— start AVAILABLE RECORDS —

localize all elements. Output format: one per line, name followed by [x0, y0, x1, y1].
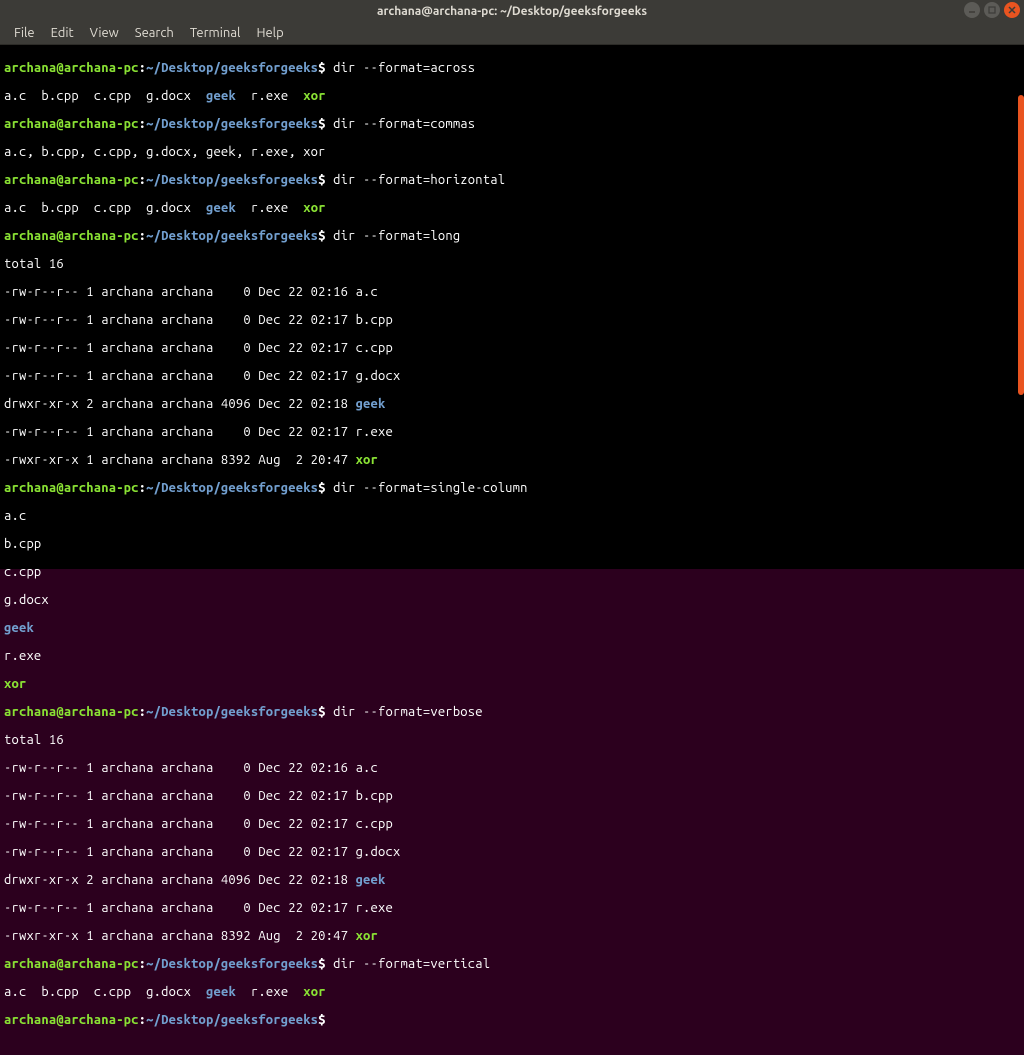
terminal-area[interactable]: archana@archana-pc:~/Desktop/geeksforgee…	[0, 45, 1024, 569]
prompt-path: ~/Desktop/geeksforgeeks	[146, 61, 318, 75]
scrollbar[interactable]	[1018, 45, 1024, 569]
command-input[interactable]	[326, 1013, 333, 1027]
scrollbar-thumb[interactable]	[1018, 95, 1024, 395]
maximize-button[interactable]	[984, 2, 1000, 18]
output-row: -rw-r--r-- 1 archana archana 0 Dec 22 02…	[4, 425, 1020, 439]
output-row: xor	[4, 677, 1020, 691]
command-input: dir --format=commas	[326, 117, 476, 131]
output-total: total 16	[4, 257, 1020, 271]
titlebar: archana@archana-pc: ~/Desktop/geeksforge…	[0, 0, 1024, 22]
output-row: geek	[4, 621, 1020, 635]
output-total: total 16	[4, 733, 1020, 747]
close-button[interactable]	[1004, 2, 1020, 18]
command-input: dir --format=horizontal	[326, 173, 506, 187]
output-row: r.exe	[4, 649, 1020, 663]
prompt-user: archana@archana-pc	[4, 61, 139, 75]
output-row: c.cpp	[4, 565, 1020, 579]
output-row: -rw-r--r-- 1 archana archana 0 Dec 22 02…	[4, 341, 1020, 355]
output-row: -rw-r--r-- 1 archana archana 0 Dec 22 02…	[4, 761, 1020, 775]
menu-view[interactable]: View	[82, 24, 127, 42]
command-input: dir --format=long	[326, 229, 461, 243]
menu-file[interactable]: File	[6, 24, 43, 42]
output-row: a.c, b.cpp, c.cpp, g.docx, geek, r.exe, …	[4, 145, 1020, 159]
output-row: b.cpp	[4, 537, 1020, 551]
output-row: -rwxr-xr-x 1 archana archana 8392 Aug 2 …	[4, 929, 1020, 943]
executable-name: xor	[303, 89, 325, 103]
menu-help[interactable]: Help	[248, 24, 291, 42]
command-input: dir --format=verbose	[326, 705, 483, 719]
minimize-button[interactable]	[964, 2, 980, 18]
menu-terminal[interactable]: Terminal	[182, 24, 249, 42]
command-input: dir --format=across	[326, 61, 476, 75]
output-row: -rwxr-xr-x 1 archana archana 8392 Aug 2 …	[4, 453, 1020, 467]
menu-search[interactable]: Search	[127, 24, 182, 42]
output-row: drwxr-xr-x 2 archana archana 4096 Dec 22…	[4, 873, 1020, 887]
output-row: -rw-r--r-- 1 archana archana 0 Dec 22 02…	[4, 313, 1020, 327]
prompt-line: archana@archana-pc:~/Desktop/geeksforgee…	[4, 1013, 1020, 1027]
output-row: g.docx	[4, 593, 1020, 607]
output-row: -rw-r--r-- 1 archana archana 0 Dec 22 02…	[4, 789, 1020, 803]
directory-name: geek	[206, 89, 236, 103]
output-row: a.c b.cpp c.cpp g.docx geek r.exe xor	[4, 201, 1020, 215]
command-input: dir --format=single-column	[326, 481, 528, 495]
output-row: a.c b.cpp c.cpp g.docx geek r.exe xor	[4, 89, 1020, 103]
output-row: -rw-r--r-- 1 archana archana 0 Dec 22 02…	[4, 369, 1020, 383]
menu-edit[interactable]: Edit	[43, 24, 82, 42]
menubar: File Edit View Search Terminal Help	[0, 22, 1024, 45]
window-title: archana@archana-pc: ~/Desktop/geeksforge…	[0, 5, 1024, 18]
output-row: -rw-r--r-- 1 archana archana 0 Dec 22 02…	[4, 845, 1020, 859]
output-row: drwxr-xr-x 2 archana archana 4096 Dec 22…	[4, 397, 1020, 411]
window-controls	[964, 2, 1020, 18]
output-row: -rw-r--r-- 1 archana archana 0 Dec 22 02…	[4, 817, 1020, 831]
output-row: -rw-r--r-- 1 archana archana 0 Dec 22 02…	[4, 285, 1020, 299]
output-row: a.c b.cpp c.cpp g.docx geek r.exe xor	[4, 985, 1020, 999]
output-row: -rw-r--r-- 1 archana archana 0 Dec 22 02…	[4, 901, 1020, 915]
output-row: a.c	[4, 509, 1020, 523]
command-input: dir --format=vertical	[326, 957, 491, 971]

— end AVAILABLE RECORDS —
— start AVAILABLE RECORDS —

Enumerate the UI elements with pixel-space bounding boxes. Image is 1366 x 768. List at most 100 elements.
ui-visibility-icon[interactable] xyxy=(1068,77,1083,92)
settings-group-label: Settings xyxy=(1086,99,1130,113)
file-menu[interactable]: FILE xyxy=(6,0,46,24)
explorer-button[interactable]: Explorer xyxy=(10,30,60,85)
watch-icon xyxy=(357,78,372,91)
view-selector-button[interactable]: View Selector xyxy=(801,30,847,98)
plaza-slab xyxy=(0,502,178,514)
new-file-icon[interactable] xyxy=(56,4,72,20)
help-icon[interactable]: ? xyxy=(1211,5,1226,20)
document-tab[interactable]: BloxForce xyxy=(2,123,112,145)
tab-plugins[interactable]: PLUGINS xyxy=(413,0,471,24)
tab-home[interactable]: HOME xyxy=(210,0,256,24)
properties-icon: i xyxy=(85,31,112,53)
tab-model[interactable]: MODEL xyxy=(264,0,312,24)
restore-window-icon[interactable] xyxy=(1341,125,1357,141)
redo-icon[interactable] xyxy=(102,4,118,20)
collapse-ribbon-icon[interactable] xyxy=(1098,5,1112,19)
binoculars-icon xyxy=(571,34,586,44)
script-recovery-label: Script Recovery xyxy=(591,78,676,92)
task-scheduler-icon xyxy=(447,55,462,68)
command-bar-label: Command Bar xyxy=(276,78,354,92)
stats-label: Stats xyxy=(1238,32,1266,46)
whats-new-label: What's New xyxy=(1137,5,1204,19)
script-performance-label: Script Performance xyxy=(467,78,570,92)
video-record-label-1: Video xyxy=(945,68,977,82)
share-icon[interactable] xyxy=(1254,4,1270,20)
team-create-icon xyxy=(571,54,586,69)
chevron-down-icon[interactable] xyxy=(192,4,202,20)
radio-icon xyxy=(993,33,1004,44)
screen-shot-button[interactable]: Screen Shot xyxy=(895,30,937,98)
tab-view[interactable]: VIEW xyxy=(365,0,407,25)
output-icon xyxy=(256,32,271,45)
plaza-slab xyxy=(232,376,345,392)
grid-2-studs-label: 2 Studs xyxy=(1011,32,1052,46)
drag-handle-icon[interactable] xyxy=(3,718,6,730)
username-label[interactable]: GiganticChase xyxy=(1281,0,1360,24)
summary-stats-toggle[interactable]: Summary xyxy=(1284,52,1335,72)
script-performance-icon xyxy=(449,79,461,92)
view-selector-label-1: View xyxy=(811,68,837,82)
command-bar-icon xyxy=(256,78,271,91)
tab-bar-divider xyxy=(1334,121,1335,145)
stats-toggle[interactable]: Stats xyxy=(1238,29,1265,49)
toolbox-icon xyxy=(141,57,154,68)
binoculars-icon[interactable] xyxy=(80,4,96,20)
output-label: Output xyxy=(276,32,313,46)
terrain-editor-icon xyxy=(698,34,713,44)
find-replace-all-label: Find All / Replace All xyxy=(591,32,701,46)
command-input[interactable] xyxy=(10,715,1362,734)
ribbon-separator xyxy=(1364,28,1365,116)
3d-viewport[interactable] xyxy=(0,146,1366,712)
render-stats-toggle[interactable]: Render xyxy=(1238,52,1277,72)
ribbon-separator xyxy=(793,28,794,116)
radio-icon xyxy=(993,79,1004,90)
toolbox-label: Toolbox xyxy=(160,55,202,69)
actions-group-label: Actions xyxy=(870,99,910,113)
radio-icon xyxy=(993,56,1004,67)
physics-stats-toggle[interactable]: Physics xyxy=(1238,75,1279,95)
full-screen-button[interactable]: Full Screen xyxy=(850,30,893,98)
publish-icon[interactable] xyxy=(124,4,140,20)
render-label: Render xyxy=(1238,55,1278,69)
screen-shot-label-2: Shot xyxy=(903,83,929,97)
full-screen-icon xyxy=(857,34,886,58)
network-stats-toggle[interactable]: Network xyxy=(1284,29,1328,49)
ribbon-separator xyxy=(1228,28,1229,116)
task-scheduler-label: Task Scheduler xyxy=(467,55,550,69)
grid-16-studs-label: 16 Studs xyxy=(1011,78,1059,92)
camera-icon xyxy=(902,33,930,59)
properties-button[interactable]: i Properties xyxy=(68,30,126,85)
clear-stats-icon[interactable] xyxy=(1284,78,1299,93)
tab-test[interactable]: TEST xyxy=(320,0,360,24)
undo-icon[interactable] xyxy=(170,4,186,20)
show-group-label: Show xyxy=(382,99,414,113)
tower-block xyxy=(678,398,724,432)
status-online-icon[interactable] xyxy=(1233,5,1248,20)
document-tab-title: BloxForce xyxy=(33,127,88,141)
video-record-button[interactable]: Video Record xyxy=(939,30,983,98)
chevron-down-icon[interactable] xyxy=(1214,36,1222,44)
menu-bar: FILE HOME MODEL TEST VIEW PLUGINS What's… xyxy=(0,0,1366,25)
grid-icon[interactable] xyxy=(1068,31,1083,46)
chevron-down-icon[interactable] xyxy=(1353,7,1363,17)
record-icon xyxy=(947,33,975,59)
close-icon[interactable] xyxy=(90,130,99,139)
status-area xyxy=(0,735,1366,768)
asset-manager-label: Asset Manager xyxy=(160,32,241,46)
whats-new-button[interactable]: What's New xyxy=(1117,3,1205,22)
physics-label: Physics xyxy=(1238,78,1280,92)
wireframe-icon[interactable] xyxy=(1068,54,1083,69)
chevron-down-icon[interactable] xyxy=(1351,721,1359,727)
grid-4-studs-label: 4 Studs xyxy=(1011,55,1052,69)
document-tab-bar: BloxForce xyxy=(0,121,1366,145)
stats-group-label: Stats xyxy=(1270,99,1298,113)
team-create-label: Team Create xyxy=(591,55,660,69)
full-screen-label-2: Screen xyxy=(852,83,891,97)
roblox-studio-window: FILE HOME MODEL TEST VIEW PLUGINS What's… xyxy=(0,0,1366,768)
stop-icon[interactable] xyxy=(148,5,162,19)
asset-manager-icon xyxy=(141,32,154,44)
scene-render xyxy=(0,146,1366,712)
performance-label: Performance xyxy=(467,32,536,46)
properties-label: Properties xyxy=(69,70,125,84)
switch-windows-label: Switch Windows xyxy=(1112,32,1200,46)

— end AVAILABLE RECORDS —

Echo back the records from the line with "Enumerate the UI" to the line with "file-menu[interactable]: FILE xyxy=(6,0,46,24)", inclusive, and only those.

* **EXERCISE SOLUTION**
Enumerate the UI elements with pixel-space bounding boxes. Image is 1366 x 768. List at most 100 elements.
ui-visibility-icon[interactable] xyxy=(1068,77,1083,92)
settings-group-label: Settings xyxy=(1086,99,1130,113)
file-menu[interactable]: FILE xyxy=(6,0,46,24)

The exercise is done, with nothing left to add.